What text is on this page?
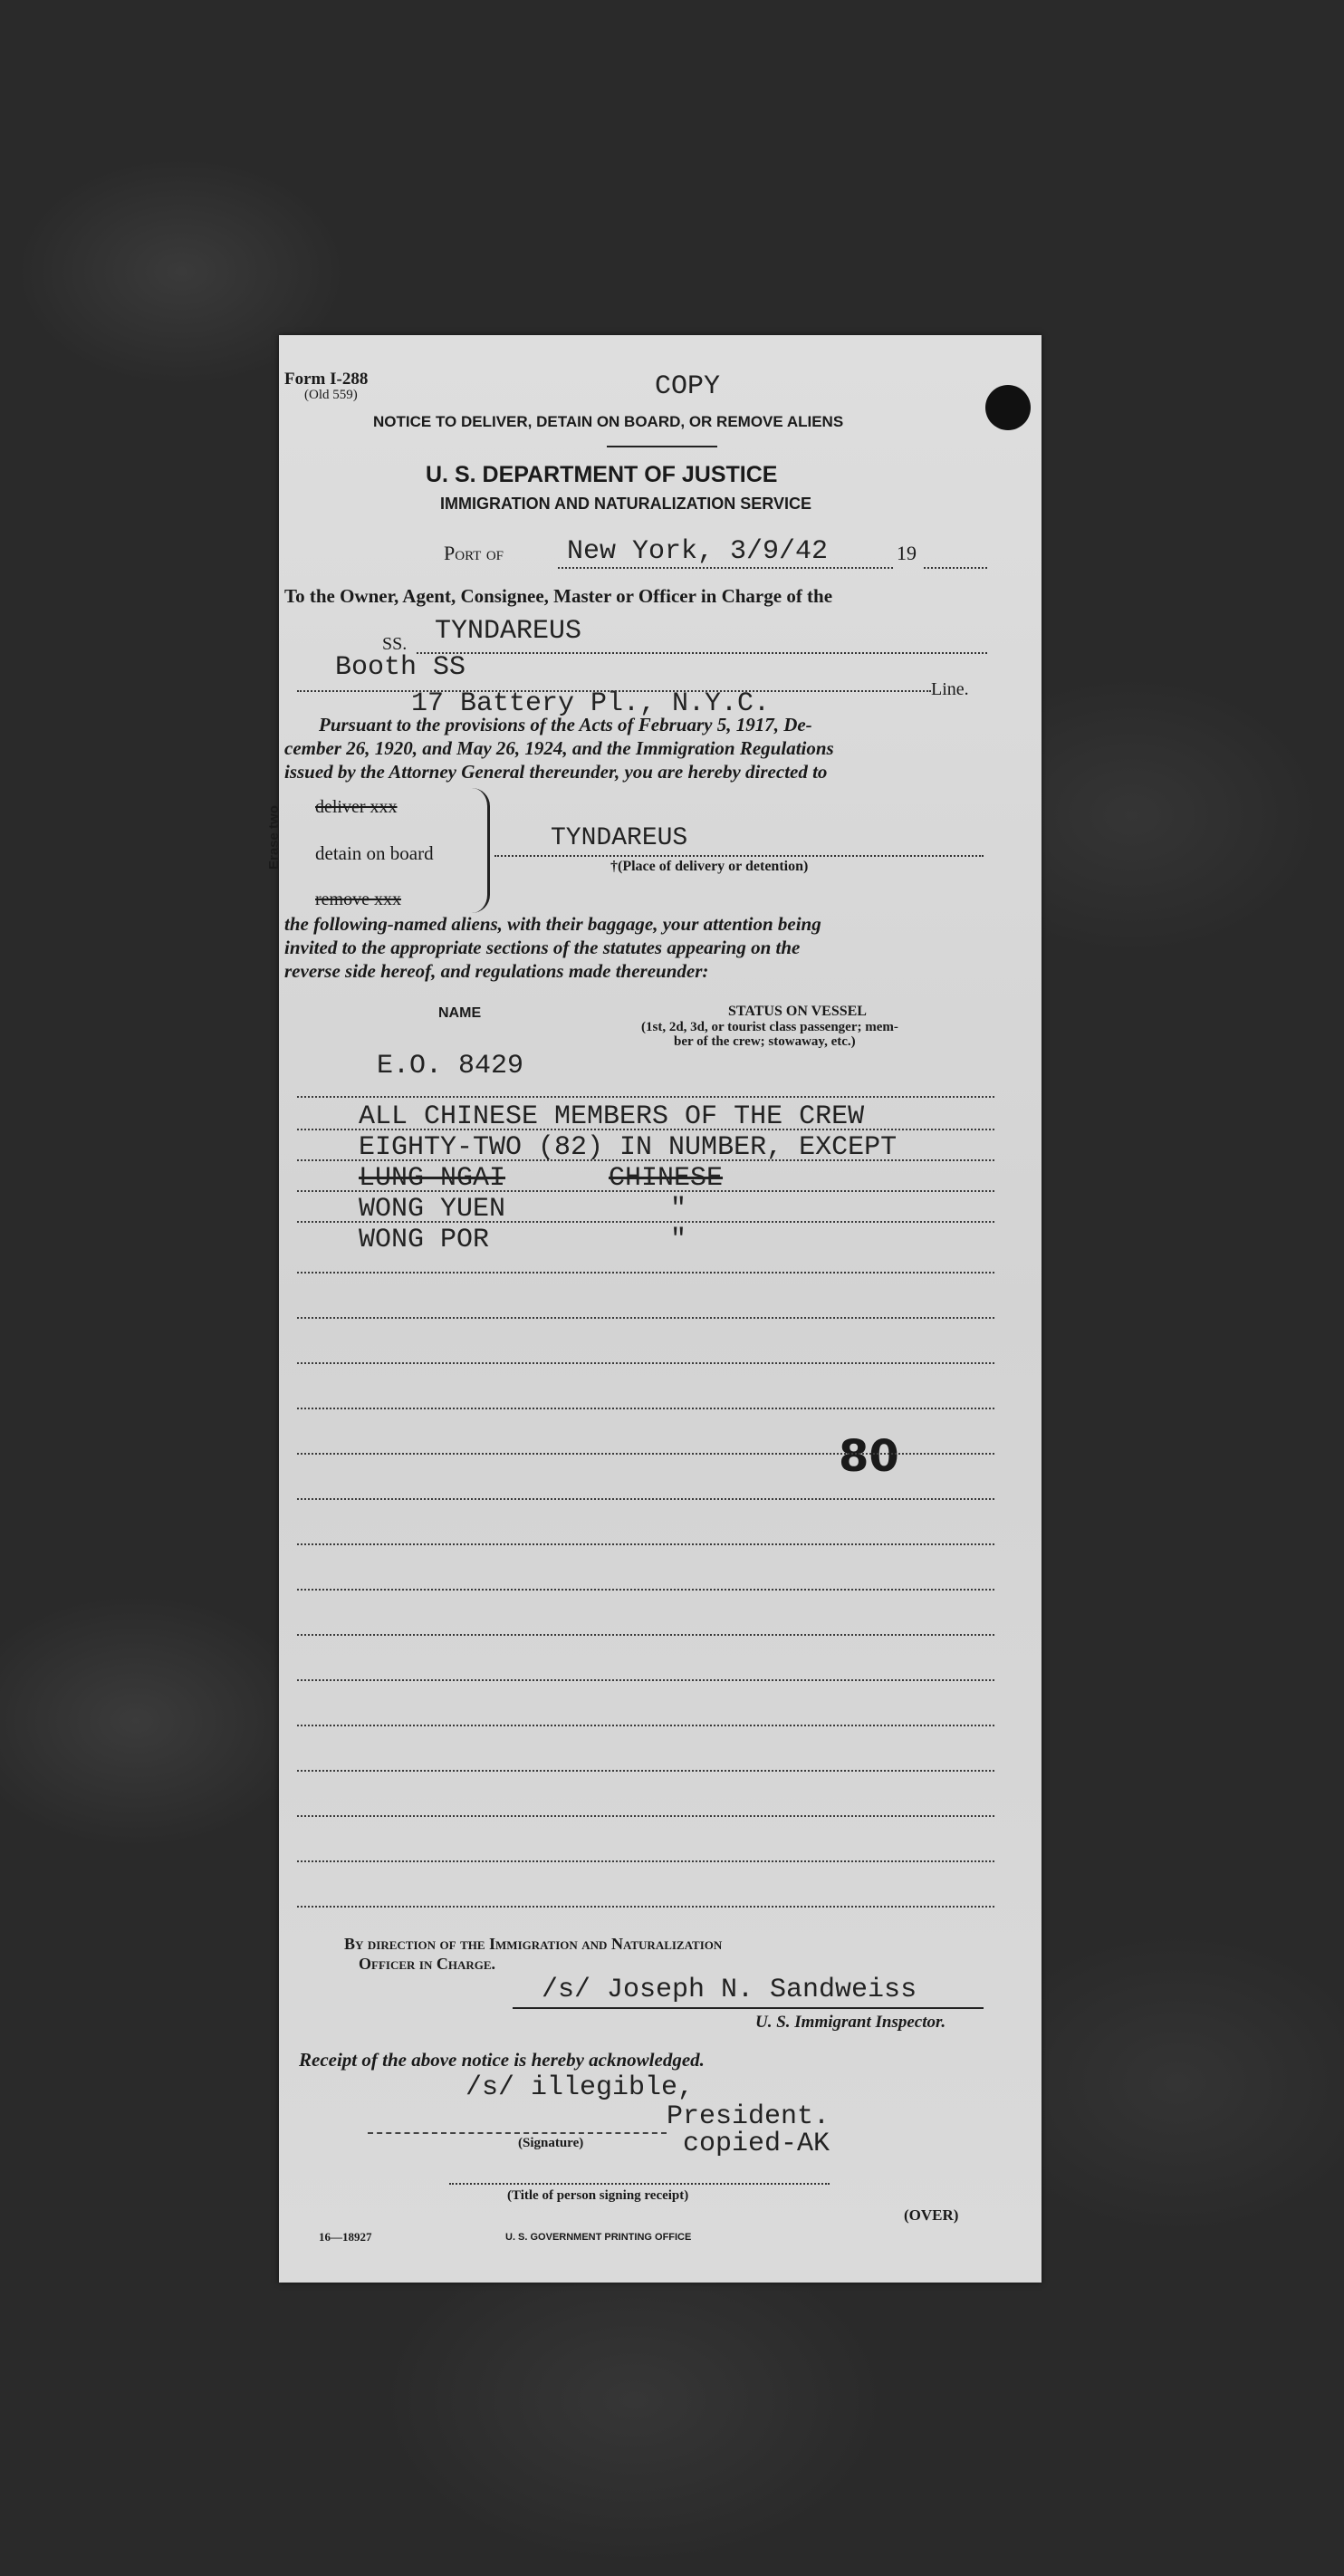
Form I-288
(Old 559)	COPY
NOTICE TO DELIVER, DETAIN ON BOARD, OR REMOVE ALIENS
U. S. DEPARTMENT OF JUSTICE
IMMIGRATION AND NATURALIZATION SERVICE
Port of New York, 3/9/42	19
To the Owner, Agent, Consignee, Master or Officer in Charge of the
SS. TYNDAREUS
Booth SS
17 Battery Pl., N.Y.C.	Line.
Pursuant to the provisions of the Acts of February 5, 1917, De-
cember 26, 1920, and May 26, 1924, and the Immigration Regulations
issued by the Attorney General thereunder, you are hereby directed to
Erase two deliver xxx
detain on board
remove xxx
TYNDAREUS
†(Place of delivery or detention)
the following-named aliens, with their baggage, your attention being
invited to the appropriate sections of the statutes appearing on the
reverse side hereof, and regulations made thereunder:
NAME	STATUS ON VESSEL
(1st, 2d, 3d, or tourist class passenger; mem-
ber of the crew; stowaway, etc.)
E.O. 8429
ALL CHINESE MEMBERS OF THE CREW
EIGHTY-TWO (82) IN NUMBER, EXCEPT
LUNG NGAI	CHINESE
WONG YUEN	"
WONG POR	"
80
By direction of the Immigration and Naturalization
Officer in Charge.
/s/ Joseph N. Sandweiss
U. S. Immigrant Inspector.
Receipt of the above notice is hereby acknowledged.
/s/ illegible,
President.
(Signature)	copied-AK
(Title of person signing receipt)
16—18927	U. S. GOVERNMENT PRINTING OFFICE
(OVER)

----

Exercise task:
Reproduce every entry exactly, but omit each picture.

Finished exercise:
What text is on this page?
Form I-288
(Old 559)	COPY
NOTICE TO DELIVER, DETAIN ON BOARD, OR REMOVE ALIENS
U. S. DEPARTMENT OF JUSTICE
IMMIGRATION AND NATURALIZATION SERVICE
Port of New York, 3/9/42	19
To the Owner, Agent, Consignee, Master or Officer in Charge of the
SS. TYNDAREUS
Booth SS
17 Battery Pl., N.Y.C.	Line.
Pursuant to the provisions of the Acts of February 5, 1917, De-
cember 26, 1920, and May 26, 1924, and the Immigration Regulations
issued by the Attorney General thereunder, you are hereby directed to
Erase two deliver xxx
detain on board
remove xxx
TYNDAREUS
†(Place of delivery or detention)
the following-named aliens, with their baggage, your attention being
invited to the appropriate sections of the statutes appearing on the
reverse side hereof, and regulations made thereunder:
NAME	STATUS ON VESSEL
(1st, 2d, 3d, or tourist class passenger; mem-
ber of the crew; stowaway, etc.)
E.O. 8429
ALL CHINESE MEMBERS OF THE CREW
EIGHTY-TWO (82) IN NUMBER, EXCEPT
LUNG NGAI	CHINESE
WONG YUEN	"
WONG POR	"
80
By direction of the Immigration and Naturalization
Officer in Charge.
/s/ Joseph N. Sandweiss
U. S. Immigrant Inspector.
Receipt of the above notice is hereby acknowledged.
/s/ illegible,
President.
(Signature)	copied-AK
(Title of person signing receipt)
16—18927	U. S. GOVERNMENT PRINTING OFFICE
(OVER)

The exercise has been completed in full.